STATED PROBLEM
Can you retype, character for character, the lines of the entries between the line holding "173, 152, 203]" and the line holding "374, 152, 404]", inclusive?

Visual layout entries:
************
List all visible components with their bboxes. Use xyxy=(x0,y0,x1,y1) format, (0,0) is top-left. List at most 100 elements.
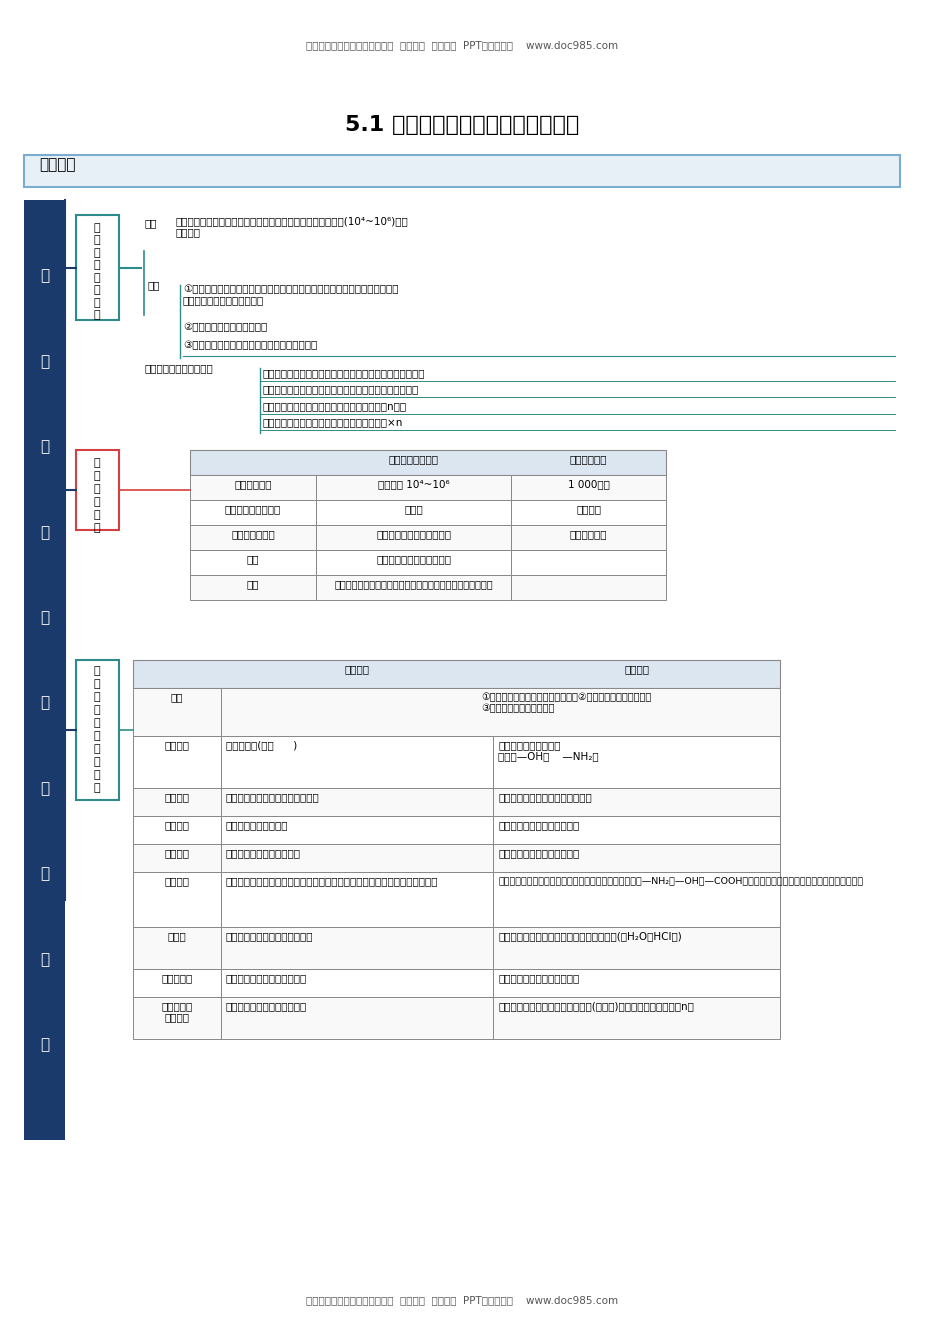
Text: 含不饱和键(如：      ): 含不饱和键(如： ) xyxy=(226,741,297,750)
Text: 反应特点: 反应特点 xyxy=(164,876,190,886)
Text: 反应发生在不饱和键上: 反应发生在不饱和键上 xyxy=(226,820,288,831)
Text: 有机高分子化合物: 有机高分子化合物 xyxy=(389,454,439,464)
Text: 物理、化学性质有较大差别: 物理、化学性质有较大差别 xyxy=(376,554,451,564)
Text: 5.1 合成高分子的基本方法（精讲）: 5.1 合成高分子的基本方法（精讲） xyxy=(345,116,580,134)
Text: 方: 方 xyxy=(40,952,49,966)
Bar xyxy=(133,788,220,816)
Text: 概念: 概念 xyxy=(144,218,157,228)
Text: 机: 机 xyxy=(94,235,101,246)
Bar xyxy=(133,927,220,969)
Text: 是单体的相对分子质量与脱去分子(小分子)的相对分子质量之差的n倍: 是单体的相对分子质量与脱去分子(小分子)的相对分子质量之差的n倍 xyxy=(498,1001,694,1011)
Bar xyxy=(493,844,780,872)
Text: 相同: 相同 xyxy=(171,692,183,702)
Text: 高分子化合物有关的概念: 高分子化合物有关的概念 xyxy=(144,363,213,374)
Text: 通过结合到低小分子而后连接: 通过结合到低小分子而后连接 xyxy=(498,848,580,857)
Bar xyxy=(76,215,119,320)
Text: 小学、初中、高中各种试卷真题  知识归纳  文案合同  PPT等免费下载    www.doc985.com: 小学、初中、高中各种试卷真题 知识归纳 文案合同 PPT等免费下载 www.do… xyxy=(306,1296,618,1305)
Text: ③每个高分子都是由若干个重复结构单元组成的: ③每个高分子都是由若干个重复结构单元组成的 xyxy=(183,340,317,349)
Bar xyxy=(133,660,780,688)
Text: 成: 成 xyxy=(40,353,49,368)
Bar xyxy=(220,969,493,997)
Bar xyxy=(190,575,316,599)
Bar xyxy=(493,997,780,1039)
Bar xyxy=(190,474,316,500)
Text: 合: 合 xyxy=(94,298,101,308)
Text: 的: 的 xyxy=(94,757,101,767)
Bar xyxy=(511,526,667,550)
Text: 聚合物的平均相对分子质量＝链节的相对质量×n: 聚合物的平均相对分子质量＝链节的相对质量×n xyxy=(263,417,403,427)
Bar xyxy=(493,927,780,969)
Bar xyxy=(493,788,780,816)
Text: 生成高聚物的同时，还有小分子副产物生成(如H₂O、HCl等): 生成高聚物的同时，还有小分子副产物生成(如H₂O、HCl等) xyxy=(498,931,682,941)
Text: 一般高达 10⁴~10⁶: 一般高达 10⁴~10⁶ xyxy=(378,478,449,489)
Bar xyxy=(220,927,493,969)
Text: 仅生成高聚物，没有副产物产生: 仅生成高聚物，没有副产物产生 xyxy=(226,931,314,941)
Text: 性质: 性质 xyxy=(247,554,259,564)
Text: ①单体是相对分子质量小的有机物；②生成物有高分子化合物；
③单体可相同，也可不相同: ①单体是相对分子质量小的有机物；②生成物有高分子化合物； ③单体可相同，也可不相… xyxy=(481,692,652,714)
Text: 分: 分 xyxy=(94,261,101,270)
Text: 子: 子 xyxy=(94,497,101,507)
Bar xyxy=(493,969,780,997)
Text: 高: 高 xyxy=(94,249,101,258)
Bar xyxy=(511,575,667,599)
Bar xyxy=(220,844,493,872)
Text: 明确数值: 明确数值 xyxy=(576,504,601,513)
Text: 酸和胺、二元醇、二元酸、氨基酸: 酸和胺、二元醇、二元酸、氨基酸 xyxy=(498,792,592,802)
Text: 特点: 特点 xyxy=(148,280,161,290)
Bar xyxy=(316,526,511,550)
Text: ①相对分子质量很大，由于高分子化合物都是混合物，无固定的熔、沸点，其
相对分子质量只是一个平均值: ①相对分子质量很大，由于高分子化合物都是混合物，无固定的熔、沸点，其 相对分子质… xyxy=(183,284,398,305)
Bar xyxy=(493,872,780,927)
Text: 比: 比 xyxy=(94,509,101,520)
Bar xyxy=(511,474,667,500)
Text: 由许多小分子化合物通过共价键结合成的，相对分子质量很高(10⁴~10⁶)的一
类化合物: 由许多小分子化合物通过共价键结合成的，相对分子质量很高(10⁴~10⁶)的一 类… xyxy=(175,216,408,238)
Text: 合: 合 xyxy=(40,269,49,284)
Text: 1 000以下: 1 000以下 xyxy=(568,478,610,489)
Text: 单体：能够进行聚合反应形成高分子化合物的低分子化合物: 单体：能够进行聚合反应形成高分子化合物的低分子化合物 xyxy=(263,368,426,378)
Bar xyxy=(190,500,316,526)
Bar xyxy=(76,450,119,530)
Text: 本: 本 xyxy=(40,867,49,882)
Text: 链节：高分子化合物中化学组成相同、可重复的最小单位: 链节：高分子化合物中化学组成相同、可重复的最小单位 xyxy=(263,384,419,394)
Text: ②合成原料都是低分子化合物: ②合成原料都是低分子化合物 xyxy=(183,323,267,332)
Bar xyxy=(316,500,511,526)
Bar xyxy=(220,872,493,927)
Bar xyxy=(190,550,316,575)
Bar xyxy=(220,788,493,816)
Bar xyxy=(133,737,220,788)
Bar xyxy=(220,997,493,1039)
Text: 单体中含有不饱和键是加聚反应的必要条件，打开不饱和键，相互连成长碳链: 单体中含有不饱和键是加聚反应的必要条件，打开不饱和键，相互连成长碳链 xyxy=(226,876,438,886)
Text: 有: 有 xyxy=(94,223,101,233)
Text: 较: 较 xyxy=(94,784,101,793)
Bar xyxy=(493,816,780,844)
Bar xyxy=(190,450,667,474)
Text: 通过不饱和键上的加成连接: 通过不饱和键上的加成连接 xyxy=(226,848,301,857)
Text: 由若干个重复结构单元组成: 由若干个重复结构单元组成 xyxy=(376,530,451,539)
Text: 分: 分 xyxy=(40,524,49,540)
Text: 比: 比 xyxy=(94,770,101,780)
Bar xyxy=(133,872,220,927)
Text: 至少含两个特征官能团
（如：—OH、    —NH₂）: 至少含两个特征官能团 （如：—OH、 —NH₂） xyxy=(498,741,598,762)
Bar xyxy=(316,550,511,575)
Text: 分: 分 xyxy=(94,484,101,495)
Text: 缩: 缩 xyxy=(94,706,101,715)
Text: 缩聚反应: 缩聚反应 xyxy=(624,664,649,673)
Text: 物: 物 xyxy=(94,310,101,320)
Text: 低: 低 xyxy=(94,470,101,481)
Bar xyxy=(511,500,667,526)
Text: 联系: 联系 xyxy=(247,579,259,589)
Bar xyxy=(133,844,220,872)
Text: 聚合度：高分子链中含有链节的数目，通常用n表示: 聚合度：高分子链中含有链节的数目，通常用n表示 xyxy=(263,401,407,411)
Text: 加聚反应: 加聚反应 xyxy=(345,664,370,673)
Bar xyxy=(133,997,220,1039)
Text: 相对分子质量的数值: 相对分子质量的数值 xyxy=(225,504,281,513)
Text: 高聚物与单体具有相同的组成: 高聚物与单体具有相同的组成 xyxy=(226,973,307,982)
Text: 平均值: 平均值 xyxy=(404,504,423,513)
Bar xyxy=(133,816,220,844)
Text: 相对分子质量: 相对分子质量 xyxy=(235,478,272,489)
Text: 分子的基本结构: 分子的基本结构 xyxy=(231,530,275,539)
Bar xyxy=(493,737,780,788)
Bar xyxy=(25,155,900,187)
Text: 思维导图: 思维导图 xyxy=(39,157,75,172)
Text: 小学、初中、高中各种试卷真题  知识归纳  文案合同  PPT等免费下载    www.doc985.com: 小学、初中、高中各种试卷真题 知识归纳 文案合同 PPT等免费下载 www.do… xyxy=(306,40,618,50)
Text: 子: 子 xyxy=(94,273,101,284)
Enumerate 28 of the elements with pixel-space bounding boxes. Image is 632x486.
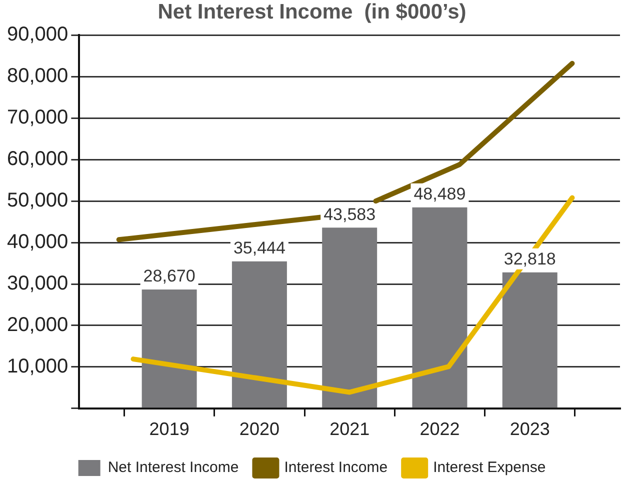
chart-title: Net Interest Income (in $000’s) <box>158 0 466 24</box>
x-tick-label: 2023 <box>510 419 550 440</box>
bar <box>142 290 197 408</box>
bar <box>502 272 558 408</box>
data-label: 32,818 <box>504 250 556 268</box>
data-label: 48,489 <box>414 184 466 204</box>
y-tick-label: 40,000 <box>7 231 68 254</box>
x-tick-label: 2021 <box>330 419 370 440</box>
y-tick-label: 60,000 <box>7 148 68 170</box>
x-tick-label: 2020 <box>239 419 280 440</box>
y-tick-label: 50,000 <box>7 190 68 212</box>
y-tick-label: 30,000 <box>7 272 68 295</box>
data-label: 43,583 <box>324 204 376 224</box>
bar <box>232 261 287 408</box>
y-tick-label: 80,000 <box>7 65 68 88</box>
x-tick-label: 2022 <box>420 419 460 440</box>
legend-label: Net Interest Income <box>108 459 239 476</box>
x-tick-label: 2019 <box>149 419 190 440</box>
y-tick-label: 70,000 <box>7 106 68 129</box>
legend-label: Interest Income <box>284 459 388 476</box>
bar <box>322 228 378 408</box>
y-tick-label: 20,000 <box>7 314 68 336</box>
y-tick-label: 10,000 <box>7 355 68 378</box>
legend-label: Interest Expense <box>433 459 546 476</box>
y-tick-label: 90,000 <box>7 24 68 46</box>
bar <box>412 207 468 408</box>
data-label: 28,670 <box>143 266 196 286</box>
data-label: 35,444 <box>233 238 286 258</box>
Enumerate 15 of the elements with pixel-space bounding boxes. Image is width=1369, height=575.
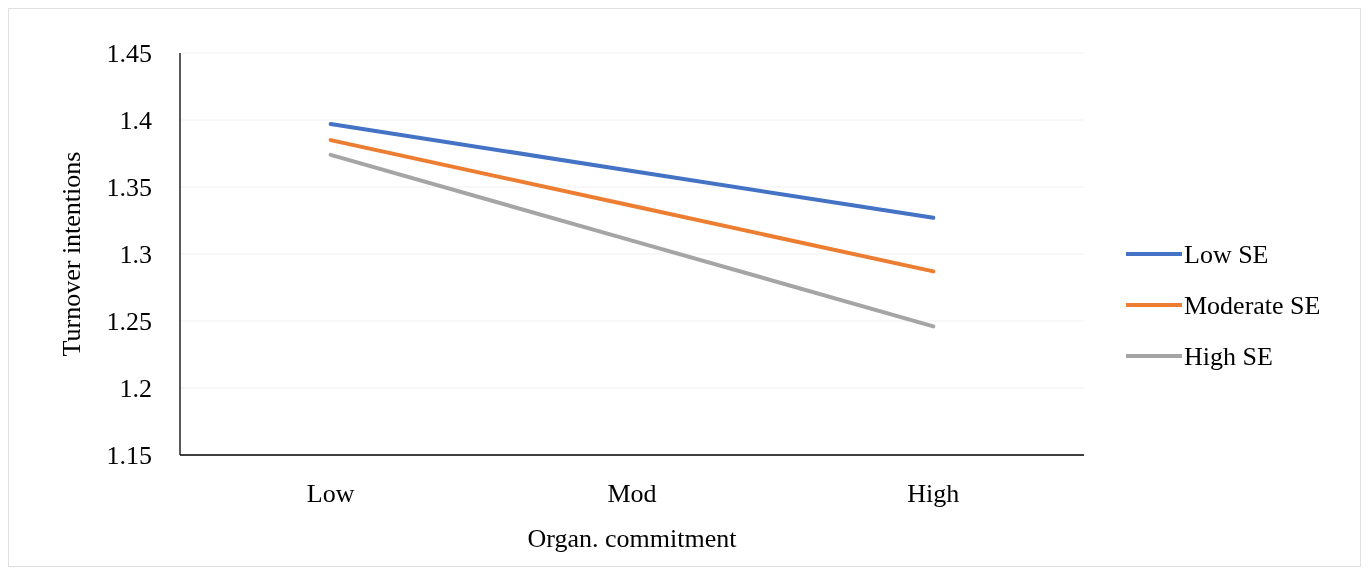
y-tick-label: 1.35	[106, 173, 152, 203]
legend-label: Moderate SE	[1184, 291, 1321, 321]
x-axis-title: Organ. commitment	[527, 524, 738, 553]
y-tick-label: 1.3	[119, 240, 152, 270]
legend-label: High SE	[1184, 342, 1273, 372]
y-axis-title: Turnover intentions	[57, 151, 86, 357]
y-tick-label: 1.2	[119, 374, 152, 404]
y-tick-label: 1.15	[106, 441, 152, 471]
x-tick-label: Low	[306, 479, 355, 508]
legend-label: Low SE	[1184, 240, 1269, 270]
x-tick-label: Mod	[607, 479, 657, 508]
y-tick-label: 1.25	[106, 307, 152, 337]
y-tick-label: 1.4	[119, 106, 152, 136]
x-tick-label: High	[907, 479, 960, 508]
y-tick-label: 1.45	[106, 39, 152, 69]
************
RESPONSE
y-tick-label: 1.35	[106, 173, 152, 203]
legend-label: Moderate SE	[1184, 291, 1321, 321]
x-axis-title: Organ. commitment	[527, 524, 738, 553]
y-tick-label: 1.3	[119, 240, 152, 270]
legend-label: High SE	[1184, 342, 1273, 372]
y-axis-title: Turnover intentions	[57, 151, 86, 357]
y-tick-label: 1.2	[119, 374, 152, 404]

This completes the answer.